What to do: Transcribe every line exactly. Leave the pictures behind.

Extracted data:
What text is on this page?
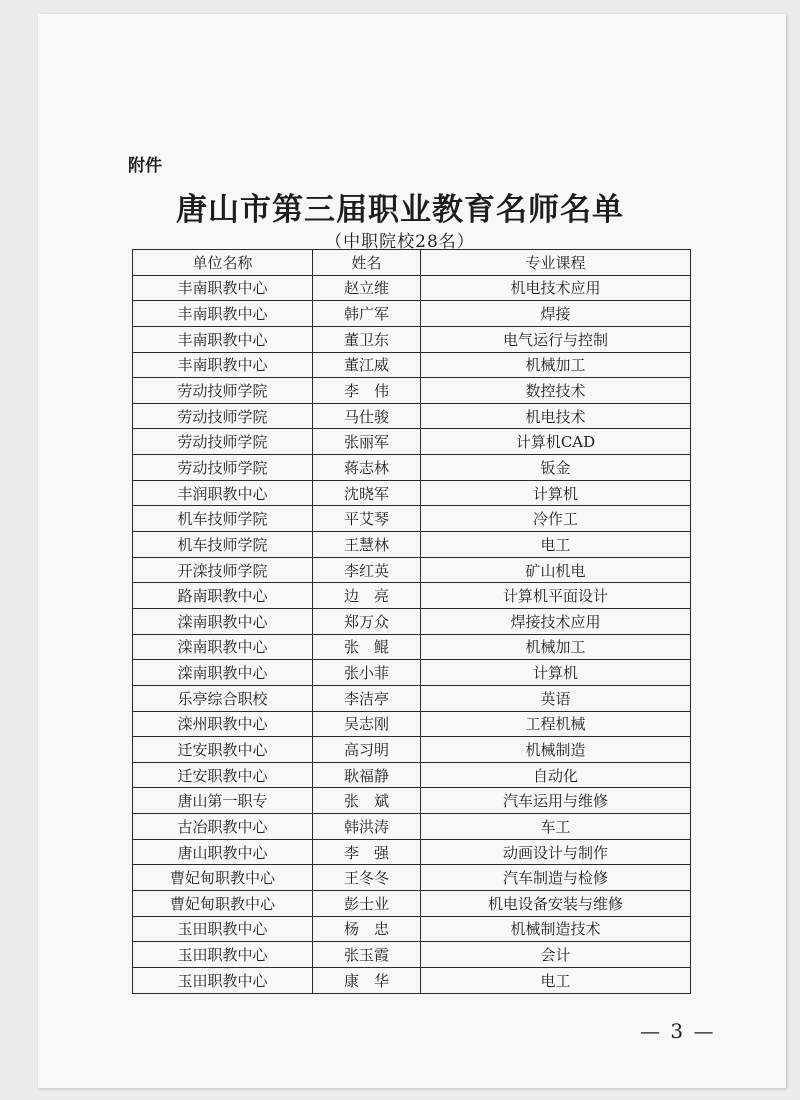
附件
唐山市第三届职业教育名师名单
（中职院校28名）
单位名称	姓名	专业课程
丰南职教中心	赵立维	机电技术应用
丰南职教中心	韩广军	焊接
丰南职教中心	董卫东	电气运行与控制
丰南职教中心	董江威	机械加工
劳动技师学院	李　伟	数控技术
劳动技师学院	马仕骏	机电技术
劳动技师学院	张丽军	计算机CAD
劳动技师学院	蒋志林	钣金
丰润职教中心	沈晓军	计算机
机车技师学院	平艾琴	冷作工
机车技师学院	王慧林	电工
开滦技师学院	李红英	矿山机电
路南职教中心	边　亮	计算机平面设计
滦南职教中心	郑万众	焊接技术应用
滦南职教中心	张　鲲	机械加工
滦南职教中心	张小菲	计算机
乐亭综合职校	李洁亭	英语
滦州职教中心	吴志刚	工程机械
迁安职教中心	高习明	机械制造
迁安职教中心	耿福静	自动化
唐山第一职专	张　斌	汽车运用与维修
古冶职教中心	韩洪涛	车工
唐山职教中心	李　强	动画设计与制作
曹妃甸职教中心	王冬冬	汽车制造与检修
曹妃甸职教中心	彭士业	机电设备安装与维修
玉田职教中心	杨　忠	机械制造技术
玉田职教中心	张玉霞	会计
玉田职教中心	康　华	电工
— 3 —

Task response:
What text is on this page?
附件
唐山市第三届职业教育名师名单
（中职院校28名）
单位名称	姓名	专业课程
丰南职教中心	赵立维	机电技术应用
丰南职教中心	韩广军	焊接
丰南职教中心	董卫东	电气运行与控制
丰南职教中心	董江威	机械加工
劳动技师学院	李　伟	数控技术
劳动技师学院	马仕骏	机电技术
劳动技师学院	张丽军	计算机CAD
劳动技师学院	蒋志林	钣金
丰润职教中心	沈晓军	计算机
机车技师学院	平艾琴	冷作工
机车技师学院	王慧林	电工
开滦技师学院	李红英	矿山机电
路南职教中心	边　亮	计算机平面设计
滦南职教中心	郑万众	焊接技术应用
滦南职教中心	张　鲲	机械加工
滦南职教中心	张小菲	计算机
乐亭综合职校	李洁亭	英语
滦州职教中心	吴志刚	工程机械
迁安职教中心	高习明	机械制造
迁安职教中心	耿福静	自动化
唐山第一职专	张　斌	汽车运用与维修
古冶职教中心	韩洪涛	车工
唐山职教中心	李　强	动画设计与制作
曹妃甸职教中心	王冬冬	汽车制造与检修
曹妃甸职教中心	彭士业	机电设备安装与维修
玉田职教中心	杨　忠	机械制造技术
玉田职教中心	张玉霞	会计
玉田职教中心	康　华	电工
— 3 —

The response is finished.